== DATA ENTRIES

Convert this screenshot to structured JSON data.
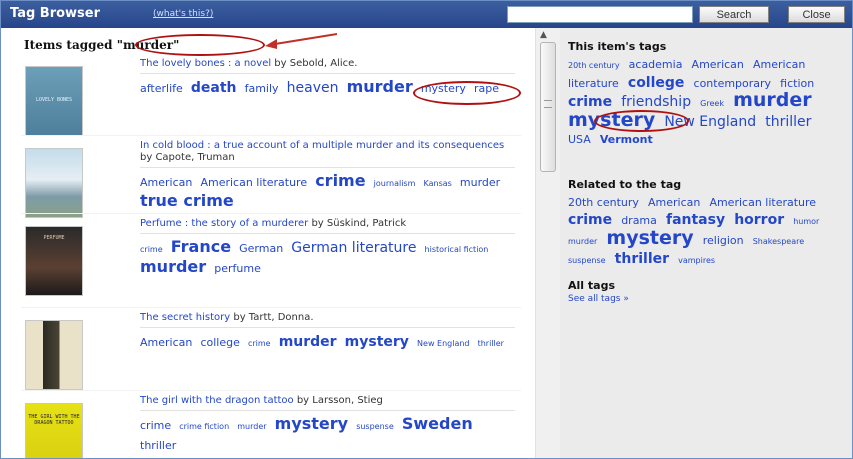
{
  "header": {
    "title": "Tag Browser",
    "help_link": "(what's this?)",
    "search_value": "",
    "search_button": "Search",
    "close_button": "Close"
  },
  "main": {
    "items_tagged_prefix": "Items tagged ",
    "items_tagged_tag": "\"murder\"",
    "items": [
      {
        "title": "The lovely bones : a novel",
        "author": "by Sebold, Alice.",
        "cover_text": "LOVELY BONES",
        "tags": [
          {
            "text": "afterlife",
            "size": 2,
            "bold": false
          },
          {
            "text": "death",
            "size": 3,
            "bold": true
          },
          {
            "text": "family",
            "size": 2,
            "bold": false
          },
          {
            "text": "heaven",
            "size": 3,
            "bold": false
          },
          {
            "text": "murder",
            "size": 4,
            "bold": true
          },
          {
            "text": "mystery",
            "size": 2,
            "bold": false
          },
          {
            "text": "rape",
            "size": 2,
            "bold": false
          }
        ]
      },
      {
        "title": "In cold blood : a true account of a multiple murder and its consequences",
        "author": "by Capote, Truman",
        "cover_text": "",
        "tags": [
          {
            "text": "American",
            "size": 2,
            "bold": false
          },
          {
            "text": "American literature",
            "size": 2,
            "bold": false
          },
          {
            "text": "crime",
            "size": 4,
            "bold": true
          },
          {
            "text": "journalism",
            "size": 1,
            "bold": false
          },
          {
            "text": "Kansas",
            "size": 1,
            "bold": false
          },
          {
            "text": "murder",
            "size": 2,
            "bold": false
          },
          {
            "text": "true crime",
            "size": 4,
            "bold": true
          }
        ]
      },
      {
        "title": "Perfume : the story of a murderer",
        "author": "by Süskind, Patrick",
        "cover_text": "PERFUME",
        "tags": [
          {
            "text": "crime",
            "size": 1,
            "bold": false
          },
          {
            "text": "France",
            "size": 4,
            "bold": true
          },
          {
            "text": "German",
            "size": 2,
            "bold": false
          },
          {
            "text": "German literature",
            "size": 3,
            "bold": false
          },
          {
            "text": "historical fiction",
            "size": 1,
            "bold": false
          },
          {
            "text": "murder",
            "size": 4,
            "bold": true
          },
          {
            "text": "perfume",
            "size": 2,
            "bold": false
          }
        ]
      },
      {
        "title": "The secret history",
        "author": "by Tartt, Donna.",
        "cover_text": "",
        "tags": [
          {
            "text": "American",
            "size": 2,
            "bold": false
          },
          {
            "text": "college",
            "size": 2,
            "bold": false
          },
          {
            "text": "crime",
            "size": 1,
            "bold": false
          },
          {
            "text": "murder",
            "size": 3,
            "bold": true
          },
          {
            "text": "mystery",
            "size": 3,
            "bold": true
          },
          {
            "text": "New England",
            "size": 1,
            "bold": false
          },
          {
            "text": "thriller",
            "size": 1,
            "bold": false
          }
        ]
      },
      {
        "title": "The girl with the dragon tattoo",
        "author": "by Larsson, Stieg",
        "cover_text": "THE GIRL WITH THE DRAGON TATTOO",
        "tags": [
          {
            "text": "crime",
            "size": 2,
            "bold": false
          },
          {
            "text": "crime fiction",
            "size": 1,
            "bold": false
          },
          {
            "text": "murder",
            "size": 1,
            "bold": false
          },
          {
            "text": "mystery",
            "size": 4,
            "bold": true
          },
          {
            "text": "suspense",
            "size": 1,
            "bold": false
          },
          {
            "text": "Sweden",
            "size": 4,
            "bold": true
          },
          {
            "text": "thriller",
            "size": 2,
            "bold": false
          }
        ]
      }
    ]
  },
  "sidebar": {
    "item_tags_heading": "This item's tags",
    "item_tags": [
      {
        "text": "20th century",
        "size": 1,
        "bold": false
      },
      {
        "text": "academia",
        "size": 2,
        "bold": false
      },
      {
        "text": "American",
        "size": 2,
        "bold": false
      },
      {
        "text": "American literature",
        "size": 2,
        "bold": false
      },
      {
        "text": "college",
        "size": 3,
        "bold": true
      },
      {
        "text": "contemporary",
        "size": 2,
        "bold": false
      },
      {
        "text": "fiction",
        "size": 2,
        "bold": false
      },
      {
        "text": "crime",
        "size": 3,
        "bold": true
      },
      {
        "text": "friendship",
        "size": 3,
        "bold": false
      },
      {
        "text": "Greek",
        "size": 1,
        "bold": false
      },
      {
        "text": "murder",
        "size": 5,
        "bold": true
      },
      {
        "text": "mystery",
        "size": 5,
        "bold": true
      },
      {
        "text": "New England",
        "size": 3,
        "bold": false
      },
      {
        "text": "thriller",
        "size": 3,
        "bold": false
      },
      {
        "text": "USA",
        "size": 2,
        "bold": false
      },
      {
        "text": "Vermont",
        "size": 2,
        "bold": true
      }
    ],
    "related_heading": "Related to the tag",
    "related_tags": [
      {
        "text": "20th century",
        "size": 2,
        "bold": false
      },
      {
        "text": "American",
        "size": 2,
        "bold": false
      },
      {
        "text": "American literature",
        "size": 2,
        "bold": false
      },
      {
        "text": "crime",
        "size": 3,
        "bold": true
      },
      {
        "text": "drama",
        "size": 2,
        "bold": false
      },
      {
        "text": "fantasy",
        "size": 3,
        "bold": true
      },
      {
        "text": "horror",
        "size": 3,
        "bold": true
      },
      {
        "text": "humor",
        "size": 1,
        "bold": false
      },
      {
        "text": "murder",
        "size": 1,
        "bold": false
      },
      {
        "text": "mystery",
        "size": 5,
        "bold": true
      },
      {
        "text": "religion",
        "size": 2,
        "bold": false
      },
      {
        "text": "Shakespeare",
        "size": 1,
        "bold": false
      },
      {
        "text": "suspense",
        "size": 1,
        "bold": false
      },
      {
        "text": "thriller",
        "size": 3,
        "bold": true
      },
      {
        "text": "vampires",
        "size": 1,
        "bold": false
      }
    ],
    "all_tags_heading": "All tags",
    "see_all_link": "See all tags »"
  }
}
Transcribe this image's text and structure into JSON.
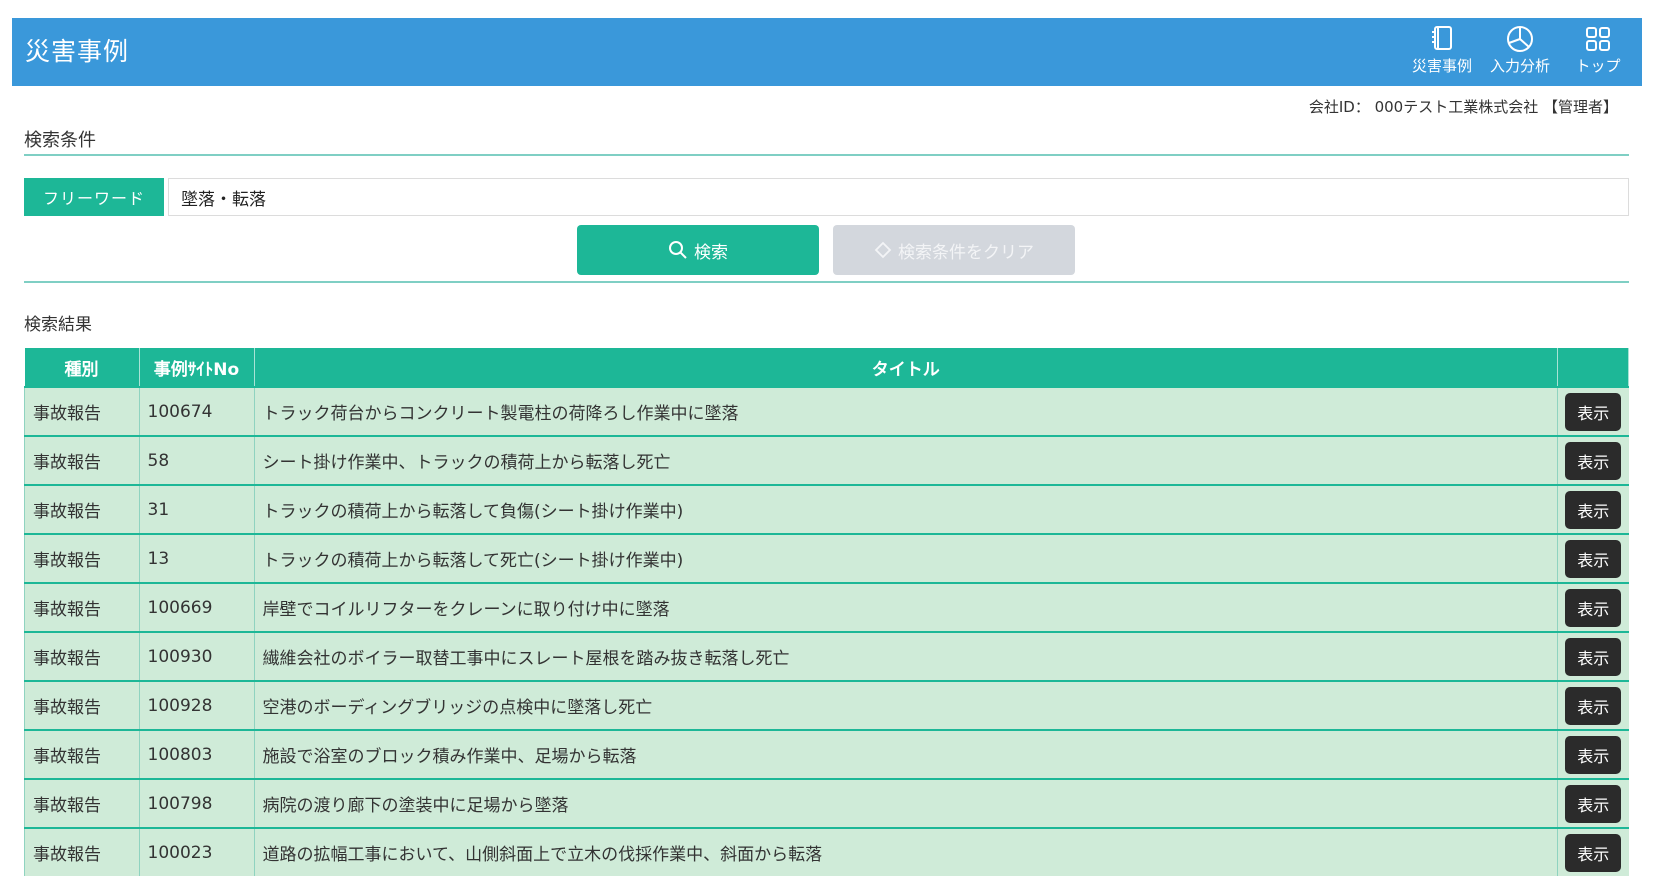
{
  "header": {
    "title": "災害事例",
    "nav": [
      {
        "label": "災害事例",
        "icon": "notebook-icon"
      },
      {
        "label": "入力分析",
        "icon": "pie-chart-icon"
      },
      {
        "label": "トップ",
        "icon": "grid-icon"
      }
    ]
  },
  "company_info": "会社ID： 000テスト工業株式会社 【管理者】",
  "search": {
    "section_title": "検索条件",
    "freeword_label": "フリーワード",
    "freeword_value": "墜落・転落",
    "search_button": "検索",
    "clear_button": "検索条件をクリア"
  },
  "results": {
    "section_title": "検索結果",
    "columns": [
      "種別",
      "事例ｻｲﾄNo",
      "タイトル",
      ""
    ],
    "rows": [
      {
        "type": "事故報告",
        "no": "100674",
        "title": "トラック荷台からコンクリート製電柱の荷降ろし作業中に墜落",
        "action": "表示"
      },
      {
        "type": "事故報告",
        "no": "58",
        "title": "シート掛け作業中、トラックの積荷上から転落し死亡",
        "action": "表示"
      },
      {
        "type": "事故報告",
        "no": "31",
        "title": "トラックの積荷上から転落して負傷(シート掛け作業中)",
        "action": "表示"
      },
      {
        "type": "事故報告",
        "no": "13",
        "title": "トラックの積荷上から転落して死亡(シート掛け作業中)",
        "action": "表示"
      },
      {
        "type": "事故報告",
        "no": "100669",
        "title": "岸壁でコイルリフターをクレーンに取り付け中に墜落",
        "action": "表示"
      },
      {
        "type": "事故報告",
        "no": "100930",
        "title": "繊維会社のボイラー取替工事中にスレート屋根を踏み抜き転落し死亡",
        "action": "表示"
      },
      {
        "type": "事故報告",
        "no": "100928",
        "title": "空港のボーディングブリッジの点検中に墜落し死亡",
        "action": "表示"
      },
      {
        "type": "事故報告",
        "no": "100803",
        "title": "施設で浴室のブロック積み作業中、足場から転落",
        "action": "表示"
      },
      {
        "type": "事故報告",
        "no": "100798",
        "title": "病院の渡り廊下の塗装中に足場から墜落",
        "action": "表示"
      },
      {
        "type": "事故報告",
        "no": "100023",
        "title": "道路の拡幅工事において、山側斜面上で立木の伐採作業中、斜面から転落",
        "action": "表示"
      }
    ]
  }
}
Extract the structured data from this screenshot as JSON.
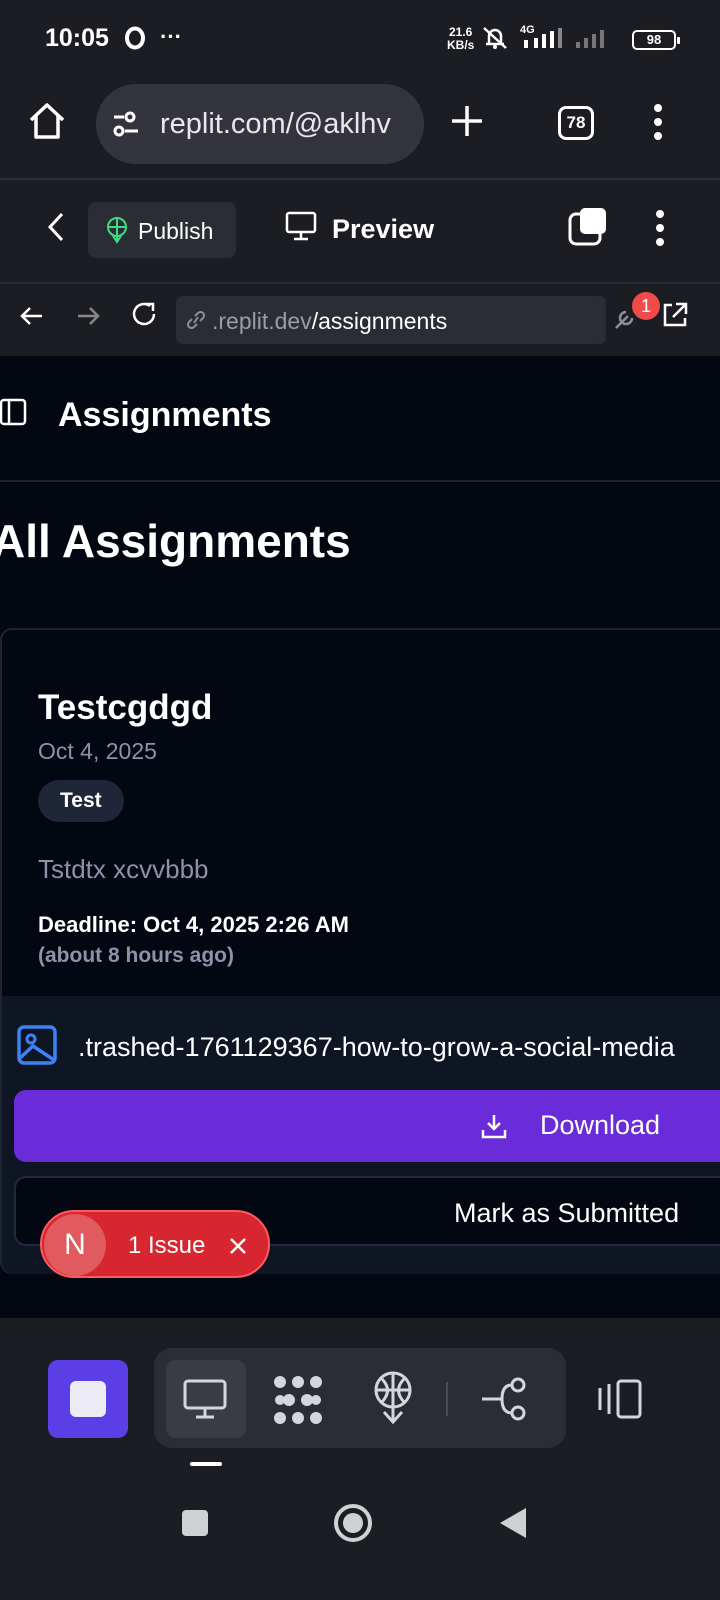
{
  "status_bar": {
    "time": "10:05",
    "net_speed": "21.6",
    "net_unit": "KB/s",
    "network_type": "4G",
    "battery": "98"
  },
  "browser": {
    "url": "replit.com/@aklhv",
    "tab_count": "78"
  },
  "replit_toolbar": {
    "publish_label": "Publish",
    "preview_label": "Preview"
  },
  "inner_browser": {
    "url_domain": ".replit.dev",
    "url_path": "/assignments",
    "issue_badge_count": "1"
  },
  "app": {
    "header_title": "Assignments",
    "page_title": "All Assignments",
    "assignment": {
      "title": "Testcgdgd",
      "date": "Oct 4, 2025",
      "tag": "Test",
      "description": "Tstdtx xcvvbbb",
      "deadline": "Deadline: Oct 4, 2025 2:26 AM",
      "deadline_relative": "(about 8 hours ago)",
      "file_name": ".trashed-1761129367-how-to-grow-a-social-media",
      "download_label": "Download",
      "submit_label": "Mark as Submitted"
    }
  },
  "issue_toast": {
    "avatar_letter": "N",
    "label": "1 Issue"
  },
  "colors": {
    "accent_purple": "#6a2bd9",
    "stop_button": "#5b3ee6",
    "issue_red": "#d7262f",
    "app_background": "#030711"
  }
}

====

WHAT YOU NEED TO DO
What is the number of lines in the listing that include the word "structured"? Give that number and nothing else.

COMPLETE OUTPUT
2